Exercise material start

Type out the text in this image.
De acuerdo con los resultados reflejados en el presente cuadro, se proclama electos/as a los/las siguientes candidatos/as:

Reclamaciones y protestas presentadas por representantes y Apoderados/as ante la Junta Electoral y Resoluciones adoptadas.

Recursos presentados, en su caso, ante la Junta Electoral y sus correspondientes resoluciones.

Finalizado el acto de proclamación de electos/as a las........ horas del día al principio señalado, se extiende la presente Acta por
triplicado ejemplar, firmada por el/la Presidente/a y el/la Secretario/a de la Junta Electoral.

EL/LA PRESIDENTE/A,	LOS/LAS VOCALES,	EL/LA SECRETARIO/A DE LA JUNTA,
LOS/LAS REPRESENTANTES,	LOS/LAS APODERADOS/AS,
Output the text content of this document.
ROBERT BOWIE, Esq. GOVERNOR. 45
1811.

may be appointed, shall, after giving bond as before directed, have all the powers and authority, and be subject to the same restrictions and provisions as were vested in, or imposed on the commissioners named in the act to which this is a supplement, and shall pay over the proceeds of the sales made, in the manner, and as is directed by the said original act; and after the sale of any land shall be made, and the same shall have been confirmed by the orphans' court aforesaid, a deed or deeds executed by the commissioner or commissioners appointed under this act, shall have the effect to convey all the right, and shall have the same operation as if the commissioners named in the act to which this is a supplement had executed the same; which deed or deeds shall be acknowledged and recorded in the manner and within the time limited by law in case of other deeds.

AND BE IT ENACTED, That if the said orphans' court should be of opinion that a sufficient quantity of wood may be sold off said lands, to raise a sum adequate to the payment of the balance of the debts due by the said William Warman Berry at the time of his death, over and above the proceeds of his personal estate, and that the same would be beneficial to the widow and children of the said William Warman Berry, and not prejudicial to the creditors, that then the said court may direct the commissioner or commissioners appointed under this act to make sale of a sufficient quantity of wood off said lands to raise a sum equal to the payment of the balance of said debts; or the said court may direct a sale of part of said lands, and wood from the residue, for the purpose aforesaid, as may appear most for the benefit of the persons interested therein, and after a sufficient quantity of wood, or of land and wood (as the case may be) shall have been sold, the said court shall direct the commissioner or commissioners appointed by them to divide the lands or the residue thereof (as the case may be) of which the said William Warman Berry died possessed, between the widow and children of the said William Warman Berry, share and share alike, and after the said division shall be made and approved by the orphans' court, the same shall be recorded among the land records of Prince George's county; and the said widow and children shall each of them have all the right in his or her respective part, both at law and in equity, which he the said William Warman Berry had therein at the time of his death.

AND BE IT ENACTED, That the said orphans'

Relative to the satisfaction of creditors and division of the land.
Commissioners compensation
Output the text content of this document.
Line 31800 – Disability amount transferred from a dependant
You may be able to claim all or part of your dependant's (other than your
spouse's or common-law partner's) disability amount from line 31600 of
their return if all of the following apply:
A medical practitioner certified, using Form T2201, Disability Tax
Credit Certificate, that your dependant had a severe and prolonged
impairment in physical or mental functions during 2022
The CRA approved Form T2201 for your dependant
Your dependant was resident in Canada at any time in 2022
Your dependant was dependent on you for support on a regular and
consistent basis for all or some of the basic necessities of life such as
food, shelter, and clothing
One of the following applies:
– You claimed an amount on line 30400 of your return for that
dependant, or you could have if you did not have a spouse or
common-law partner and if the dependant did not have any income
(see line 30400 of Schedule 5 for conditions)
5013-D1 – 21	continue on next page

Exercise material end

→ **What is being asked**:
Identify the lines that hold the word "spouse". Copy every one of them.

→ **Response to the task**:
spouse's or common-law partner's) disability amount from line 31600 of
dependant, or you could have if you did not have a spouse or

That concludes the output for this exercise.